■ **Task to complete**
Take each line containing the word "JSON" and copy it.
[Start Dataset]
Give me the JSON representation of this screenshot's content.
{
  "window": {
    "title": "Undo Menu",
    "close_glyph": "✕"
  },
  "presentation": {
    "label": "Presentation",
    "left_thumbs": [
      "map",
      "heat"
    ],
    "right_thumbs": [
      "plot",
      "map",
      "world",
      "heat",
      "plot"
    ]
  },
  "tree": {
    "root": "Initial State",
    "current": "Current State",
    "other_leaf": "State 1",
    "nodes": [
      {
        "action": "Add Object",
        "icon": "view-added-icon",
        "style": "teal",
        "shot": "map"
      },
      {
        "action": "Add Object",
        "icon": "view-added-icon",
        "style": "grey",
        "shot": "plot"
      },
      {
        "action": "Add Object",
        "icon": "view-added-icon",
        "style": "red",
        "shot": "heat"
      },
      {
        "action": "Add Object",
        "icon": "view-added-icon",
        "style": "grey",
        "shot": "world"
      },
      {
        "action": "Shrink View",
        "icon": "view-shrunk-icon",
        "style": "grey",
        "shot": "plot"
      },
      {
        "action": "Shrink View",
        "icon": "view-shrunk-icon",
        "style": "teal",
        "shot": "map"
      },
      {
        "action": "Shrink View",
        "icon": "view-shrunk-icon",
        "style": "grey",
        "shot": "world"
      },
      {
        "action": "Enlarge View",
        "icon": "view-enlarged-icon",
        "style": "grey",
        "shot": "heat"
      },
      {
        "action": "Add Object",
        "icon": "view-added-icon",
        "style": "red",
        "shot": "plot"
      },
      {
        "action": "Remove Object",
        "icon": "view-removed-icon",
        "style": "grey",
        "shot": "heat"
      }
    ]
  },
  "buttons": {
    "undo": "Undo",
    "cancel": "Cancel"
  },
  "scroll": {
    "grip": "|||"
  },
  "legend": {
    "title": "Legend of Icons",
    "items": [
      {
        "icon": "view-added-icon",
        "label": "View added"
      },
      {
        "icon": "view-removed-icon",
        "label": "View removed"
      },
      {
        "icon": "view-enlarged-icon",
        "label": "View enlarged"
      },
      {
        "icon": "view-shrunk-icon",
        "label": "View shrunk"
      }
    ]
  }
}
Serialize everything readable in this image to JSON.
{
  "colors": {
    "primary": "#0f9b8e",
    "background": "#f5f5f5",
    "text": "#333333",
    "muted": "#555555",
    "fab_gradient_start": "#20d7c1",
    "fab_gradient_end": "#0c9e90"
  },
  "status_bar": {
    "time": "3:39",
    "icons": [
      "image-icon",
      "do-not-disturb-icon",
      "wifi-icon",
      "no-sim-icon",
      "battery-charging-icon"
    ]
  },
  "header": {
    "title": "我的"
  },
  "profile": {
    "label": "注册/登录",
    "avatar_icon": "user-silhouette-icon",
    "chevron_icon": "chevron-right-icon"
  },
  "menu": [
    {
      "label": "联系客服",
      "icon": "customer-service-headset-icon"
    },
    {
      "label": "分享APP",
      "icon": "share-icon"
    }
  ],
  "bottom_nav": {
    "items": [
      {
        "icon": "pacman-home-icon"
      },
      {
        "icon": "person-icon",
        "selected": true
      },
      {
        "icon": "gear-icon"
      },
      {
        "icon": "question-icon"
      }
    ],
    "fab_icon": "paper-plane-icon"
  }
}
[End Dataset]
■ **Full response**
Give me the JSON representation of this screenshot's content.
Serialize everything readable in this image to JSON.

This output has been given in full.